● Written request: Output every entry exactly as given.

Some records
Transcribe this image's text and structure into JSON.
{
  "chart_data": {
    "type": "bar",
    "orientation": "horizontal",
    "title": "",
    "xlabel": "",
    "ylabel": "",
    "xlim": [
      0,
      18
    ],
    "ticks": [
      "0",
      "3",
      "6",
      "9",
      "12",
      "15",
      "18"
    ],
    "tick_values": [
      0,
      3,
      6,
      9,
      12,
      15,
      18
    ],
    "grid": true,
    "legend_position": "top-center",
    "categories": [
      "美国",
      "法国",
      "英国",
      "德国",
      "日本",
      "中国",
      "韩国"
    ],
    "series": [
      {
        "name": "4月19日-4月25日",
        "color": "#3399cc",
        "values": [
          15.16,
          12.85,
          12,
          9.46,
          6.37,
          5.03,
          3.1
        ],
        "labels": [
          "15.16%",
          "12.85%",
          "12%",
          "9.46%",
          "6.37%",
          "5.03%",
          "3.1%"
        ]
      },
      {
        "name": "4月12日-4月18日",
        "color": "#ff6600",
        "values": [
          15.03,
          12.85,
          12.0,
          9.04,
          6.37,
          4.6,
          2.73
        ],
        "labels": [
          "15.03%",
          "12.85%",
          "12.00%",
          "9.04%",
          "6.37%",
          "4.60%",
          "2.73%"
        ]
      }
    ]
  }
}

● Solved exercise:
Transcribe this image's text and structure into JSON.
{
  "chart_data": {
    "type": "bar",
    "orientation": "horizontal",
    "title": "",
    "xlabel": "",
    "ylabel": "",
    "xlim": [
      0,
      18
    ],
    "ticks": [
      "0",
      "3",
      "6",
      "9",
      "12",
      "15",
      "18"
    ],
    "tick_values": [
      0,
      3,
      6,
      9,
      12,
      15,
      18
    ],
    "grid": true,
    "legend_position": "top-center",
    "categories": [
      "美国",
      "法国",
      "英国",
      "德国",
      "日本",
      "中国",
      "韩国"
    ],
    "series": [
      {
        "name": "4月19日-4月25日",
        "color": "#3399cc",
        "values": [
          15.16,
          12.85,
          12,
          9.46,
          6.37,
          5.03,
          3.1
        ],
        "labels": [
          "15.16%",
          "12.85%",
          "12%",
          "9.46%",
          "6.37%",
          "5.03%",
          "3.1%"
        ]
      },
      {
        "name": "4月12日-4月18日",
        "color": "#ff6600",
        "values": [
          15.03,
          12.85,
          12.0,
          9.04,
          6.37,
          4.6,
          2.73
        ],
        "labels": [
          "15.03%",
          "12.85%",
          "12.00%",
          "9.04%",
          "6.37%",
          "4.60%",
          "2.73%"
        ]
      }
    ]
  }
}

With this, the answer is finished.